**Short task:** Return the listing below exactly, with the pictures dropped.

**Data extract:**

== == ==

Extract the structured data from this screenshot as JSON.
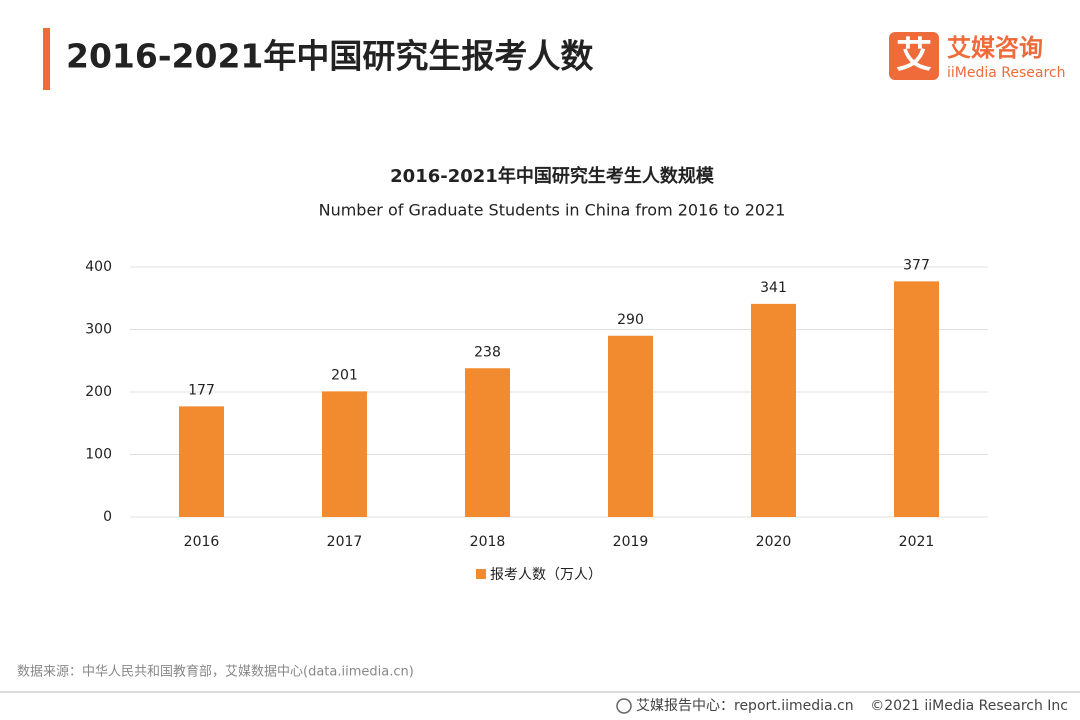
{
  "header": {
    "title": "2016-2021年中国研究生报考人数",
    "logo_mark": "艾",
    "logo_name": "艾媒咨询",
    "logo_en": "iiMedia Research"
  },
  "chart_data": {
    "type": "bar",
    "title": "2016-2021年中国研究生考生人数规模",
    "subtitle": "Number of Graduate Students in China from 2016 to 2021",
    "categories": [
      "2016",
      "2017",
      "2018",
      "2019",
      "2020",
      "2021"
    ],
    "series": [
      {
        "name": "报考人数（万人）",
        "color": "#f28a30",
        "values": [
          177,
          201,
          238,
          290,
          341,
          377
        ]
      }
    ],
    "ylim": [
      0,
      400
    ],
    "yticks": [
      0,
      100,
      200,
      300,
      400
    ],
    "grid": true,
    "legend": "bottom"
  },
  "source": "数据来源：中华人民共和国教育部，艾媒数据中心(data.iimedia.cn)",
  "footer": {
    "report": "艾媒报告中心：report.iimedia.cn",
    "copyright": "©2021  iiMedia Research  Inc"
  }
}
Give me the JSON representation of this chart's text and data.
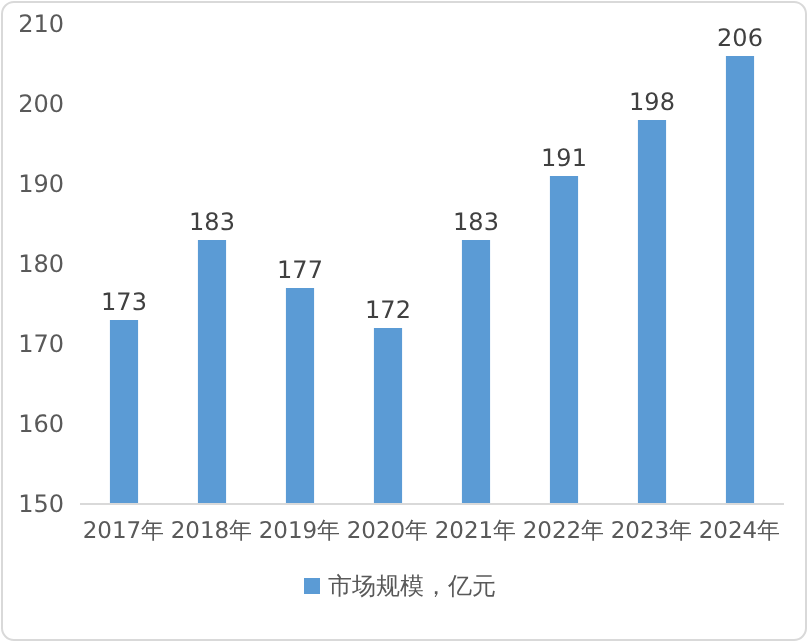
{
  "chart_data": {
    "type": "bar",
    "categories": [
      "2017年",
      "2018年",
      "2019年",
      "2020年",
      "2021年",
      "2022年",
      "2023年",
      "2024年"
    ],
    "series": [
      {
        "name": "市场规模，亿元",
        "color": "#5b9bd5",
        "values": [
          173,
          183,
          177,
          172,
          183,
          191,
          198,
          206
        ]
      }
    ],
    "ylim": [
      150,
      210
    ],
    "yticks": [
      150,
      160,
      170,
      180,
      190,
      200,
      210
    ],
    "data_labels": true,
    "legend": "bottom",
    "grid": false
  }
}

== == ==

**Reply to the exercise:**
Extract the structured data from this screenshot as JSON.
{
  "header": {
    "title": "2016-2021年中国研究生报考人数",
    "logo_mark": "艾",
    "logo_name": "艾媒咨询",
    "logo_en": "iiMedia Research"
  },
  "chart_data": {
    "type": "bar",
    "title": "2016-2021年中国研究生考生人数规模",
    "subtitle": "Number of Graduate Students in China from 2016 to 2021",
    "categories": [
      "2016",
      "2017",
      "2018",
      "2019",
      "2020",
      "2021"
    ],
    "series": [
      {
        "name": "报考人数（万人）",
        "color": "#f28a30",
        "values": [
          177,
          201,
          238,
          290,
          341,
          377
        ]
      }
    ],
    "ylim": [
      0,
      400
    ],
    "yticks": [
      0,
      100,
      200,
      300,
      400
    ],
    "grid": true,
    "legend": "bottom"
  },
  "source": "数据来源：中华人民共和国教育部，艾媒数据中心(data.iimedia.cn)",
  "footer": {
    "report": "艾媒报告中心：report.iimedia.cn",
    "copyright": "©2021  iiMedia Research  Inc"
  }
}
Give me the JSON representation of this chart's text and data.
{
  "chart_data": {
    "type": "bar",
    "categories": [
      "2017年",
      "2018年",
      "2019年",
      "2020年",
      "2021年",
      "2022年",
      "2023年",
      "2024年"
    ],
    "series": [
      {
        "name": "市场规模，亿元",
        "color": "#5b9bd5",
        "values": [
          173,
          183,
          177,
          172,
          183,
          191,
          198,
          206
        ]
      }
    ],
    "ylim": [
      150,
      210
    ],
    "yticks": [
      150,
      160,
      170,
      180,
      190,
      200,
      210
    ],
    "data_labels": true,
    "legend": "bottom",
    "grid": false
  }
}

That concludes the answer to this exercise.